Reproduce every entry below line for line, leaving out the pictures.

# Records for processing
Begin
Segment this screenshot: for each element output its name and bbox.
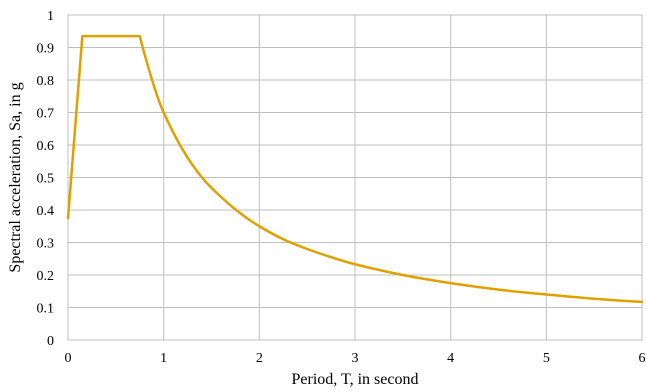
y-tick-label: 0.2 xyxy=(37,269,55,284)
grid-lines xyxy=(67,14,643,341)
x-axis-title: Period, T, in second xyxy=(292,371,419,387)
plot-border xyxy=(67,14,643,341)
y-tick-label: 0.9 xyxy=(37,42,55,57)
y-tick-label: 0.6 xyxy=(37,139,55,154)
series-line xyxy=(66,34,644,304)
y-axis-title: Spectral acceleration, Sa, in g xyxy=(7,82,24,272)
y-tick-label: 0.1 xyxy=(37,302,55,317)
x-tick-label: 1 xyxy=(160,351,167,366)
y-tick-label: 0.8 xyxy=(37,74,55,89)
x-tick-label: 6 xyxy=(639,351,646,366)
y-tick-label: 0.5 xyxy=(37,172,55,187)
y-tick-label: 0.4 xyxy=(37,204,55,219)
x-tick-label: 4 xyxy=(447,351,454,366)
y-tick-label: 1 xyxy=(47,9,54,24)
series-layer xyxy=(66,34,644,304)
y-tick-label: 0.3 xyxy=(37,237,55,252)
x-tick-label: 5 xyxy=(543,351,550,366)
y-tick-label: 0 xyxy=(47,334,54,349)
x-tick-label: 0 xyxy=(65,351,72,366)
x-tick-label: 2 xyxy=(256,351,263,366)
y-tick-label: 0.7 xyxy=(37,107,55,122)
tick-labels: 0 0.1 0.2 0.3 0.4 0.5 0.6 0.7 0.8 0.9 1 0 1 2 3 4 5 6 xyxy=(37,9,646,366)
x-tick-label: 3 xyxy=(352,351,359,366)
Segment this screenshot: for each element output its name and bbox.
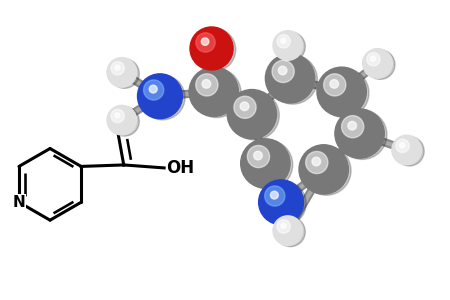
Ellipse shape — [240, 102, 249, 111]
Ellipse shape — [230, 91, 279, 140]
Ellipse shape — [312, 157, 320, 166]
Ellipse shape — [140, 75, 185, 120]
Ellipse shape — [234, 96, 256, 118]
Ellipse shape — [342, 116, 364, 138]
Ellipse shape — [190, 27, 233, 70]
Ellipse shape — [277, 220, 290, 233]
Ellipse shape — [107, 105, 137, 135]
Ellipse shape — [241, 139, 290, 188]
Ellipse shape — [111, 109, 124, 123]
Ellipse shape — [395, 136, 424, 166]
Ellipse shape — [335, 109, 384, 158]
Text: O: O — [111, 115, 126, 133]
Ellipse shape — [270, 191, 278, 199]
Ellipse shape — [202, 80, 211, 88]
Ellipse shape — [243, 140, 293, 189]
Ellipse shape — [317, 67, 366, 116]
Ellipse shape — [330, 80, 338, 88]
Ellipse shape — [279, 66, 287, 75]
Ellipse shape — [281, 38, 286, 43]
Ellipse shape — [320, 68, 369, 118]
Ellipse shape — [107, 58, 137, 87]
Ellipse shape — [277, 35, 290, 48]
Ellipse shape — [110, 59, 140, 88]
Ellipse shape — [227, 89, 277, 139]
Ellipse shape — [306, 152, 328, 174]
Ellipse shape — [273, 31, 302, 60]
Ellipse shape — [138, 74, 182, 118]
Ellipse shape — [363, 49, 392, 78]
Ellipse shape — [338, 110, 387, 159]
Ellipse shape — [111, 61, 124, 75]
Ellipse shape — [192, 68, 241, 118]
Ellipse shape — [392, 135, 422, 165]
Ellipse shape — [201, 38, 209, 45]
Ellipse shape — [196, 74, 218, 96]
Ellipse shape — [266, 54, 315, 103]
Text: N: N — [13, 195, 25, 210]
Ellipse shape — [115, 113, 120, 118]
Ellipse shape — [273, 216, 302, 245]
Ellipse shape — [400, 143, 405, 148]
Ellipse shape — [149, 85, 157, 93]
Ellipse shape — [272, 60, 294, 82]
Ellipse shape — [276, 217, 305, 247]
Ellipse shape — [365, 50, 395, 80]
Ellipse shape — [115, 65, 120, 70]
Ellipse shape — [396, 139, 409, 152]
Ellipse shape — [261, 181, 306, 226]
Text: OH: OH — [166, 159, 194, 177]
Ellipse shape — [248, 146, 270, 168]
Ellipse shape — [196, 33, 215, 52]
Ellipse shape — [367, 52, 380, 66]
Ellipse shape — [302, 146, 351, 195]
Ellipse shape — [370, 56, 376, 61]
Ellipse shape — [254, 151, 262, 160]
Ellipse shape — [268, 55, 317, 104]
Ellipse shape — [281, 223, 286, 229]
Ellipse shape — [348, 122, 356, 130]
Ellipse shape — [110, 106, 140, 136]
Ellipse shape — [189, 67, 239, 116]
Ellipse shape — [259, 180, 303, 225]
Ellipse shape — [265, 186, 285, 206]
Ellipse shape — [324, 74, 346, 96]
Ellipse shape — [193, 28, 236, 71]
Ellipse shape — [276, 32, 305, 62]
Ellipse shape — [299, 145, 348, 194]
Ellipse shape — [144, 80, 164, 100]
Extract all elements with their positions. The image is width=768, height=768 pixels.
End
# Solution below
Segment this screenshot: for each element output its name and bbox.
y-tick-label: 0.2 xyxy=(37,269,55,284)
grid-lines xyxy=(67,14,643,341)
x-axis-title: Period, T, in second xyxy=(292,371,419,387)
plot-border xyxy=(67,14,643,341)
y-tick-label: 0.9 xyxy=(37,42,55,57)
y-tick-label: 0.6 xyxy=(37,139,55,154)
series-line xyxy=(66,34,644,304)
y-axis-title: Spectral acceleration, Sa, in g xyxy=(7,82,24,272)
y-tick-label: 0.1 xyxy=(37,302,55,317)
x-tick-label: 1 xyxy=(160,351,167,366)
y-tick-label: 0.8 xyxy=(37,74,55,89)
x-tick-label: 6 xyxy=(639,351,646,366)
y-tick-label: 0.5 xyxy=(37,172,55,187)
y-tick-label: 0.4 xyxy=(37,204,55,219)
x-tick-label: 4 xyxy=(447,351,454,366)
y-tick-label: 1 xyxy=(47,9,54,24)
series-layer xyxy=(66,34,644,304)
y-tick-label: 0.3 xyxy=(37,237,55,252)
x-tick-label: 5 xyxy=(543,351,550,366)
y-tick-label: 0 xyxy=(47,334,54,349)
x-tick-label: 0 xyxy=(65,351,72,366)
x-tick-label: 2 xyxy=(256,351,263,366)
y-tick-label: 0.7 xyxy=(37,107,55,122)
tick-labels: 0 0.1 0.2 0.3 0.4 0.5 0.6 0.7 0.8 0.9 1 0 1 2 3 4 5 6 xyxy=(37,9,646,366)
x-tick-label: 3 xyxy=(352,351,359,366)
Segment this screenshot: for each element output its name and bbox.
Ellipse shape — [240, 102, 249, 111]
Ellipse shape — [230, 91, 279, 140]
Ellipse shape — [312, 157, 320, 166]
Ellipse shape — [140, 75, 185, 120]
Ellipse shape — [234, 96, 256, 118]
Ellipse shape — [342, 116, 364, 138]
Ellipse shape — [190, 27, 233, 70]
Ellipse shape — [277, 220, 290, 233]
Ellipse shape — [107, 105, 137, 135]
Ellipse shape — [241, 139, 290, 188]
Ellipse shape — [111, 109, 124, 123]
Ellipse shape — [395, 136, 424, 166]
Ellipse shape — [335, 109, 384, 158]
Text: O: O — [111, 115, 126, 133]
Ellipse shape — [270, 191, 278, 199]
Ellipse shape — [202, 80, 211, 88]
Ellipse shape — [243, 140, 293, 189]
Ellipse shape — [317, 67, 366, 116]
Ellipse shape — [330, 80, 338, 88]
Ellipse shape — [279, 66, 287, 75]
Ellipse shape — [281, 38, 286, 43]
Ellipse shape — [320, 68, 369, 118]
Ellipse shape — [107, 58, 137, 87]
Ellipse shape — [277, 35, 290, 48]
Ellipse shape — [110, 59, 140, 88]
Ellipse shape — [227, 89, 277, 139]
Ellipse shape — [306, 152, 328, 174]
Ellipse shape — [273, 31, 302, 60]
Ellipse shape — [138, 74, 182, 118]
Ellipse shape — [363, 49, 392, 78]
Ellipse shape — [338, 110, 387, 159]
Ellipse shape — [111, 61, 124, 75]
Ellipse shape — [192, 68, 241, 118]
Ellipse shape — [392, 135, 422, 165]
Ellipse shape — [201, 38, 209, 45]
Ellipse shape — [196, 74, 218, 96]
Ellipse shape — [266, 54, 315, 103]
Text: N: N — [13, 195, 25, 210]
Ellipse shape — [115, 113, 120, 118]
Ellipse shape — [273, 216, 302, 245]
Ellipse shape — [400, 143, 405, 148]
Ellipse shape — [149, 85, 157, 93]
Ellipse shape — [272, 60, 294, 82]
Ellipse shape — [276, 217, 305, 247]
Ellipse shape — [365, 50, 395, 80]
Ellipse shape — [115, 65, 120, 70]
Ellipse shape — [396, 139, 409, 152]
Ellipse shape — [261, 181, 306, 226]
Text: OH: OH — [166, 159, 194, 177]
Ellipse shape — [248, 146, 270, 168]
Ellipse shape — [196, 33, 215, 52]
Ellipse shape — [367, 52, 380, 66]
Ellipse shape — [302, 146, 351, 195]
Ellipse shape — [370, 56, 376, 61]
Ellipse shape — [254, 151, 262, 160]
Ellipse shape — [268, 55, 317, 104]
Ellipse shape — [281, 223, 286, 229]
Ellipse shape — [348, 122, 356, 130]
Ellipse shape — [110, 106, 140, 136]
Ellipse shape — [189, 67, 239, 116]
Ellipse shape — [259, 180, 303, 225]
Ellipse shape — [265, 186, 285, 206]
Ellipse shape — [324, 74, 346, 96]
Ellipse shape — [193, 28, 236, 71]
Ellipse shape — [276, 32, 305, 62]
Ellipse shape — [299, 145, 348, 194]
Ellipse shape — [144, 80, 164, 100]
Extract all elements with their positions. The image is width=768, height=768 pixels.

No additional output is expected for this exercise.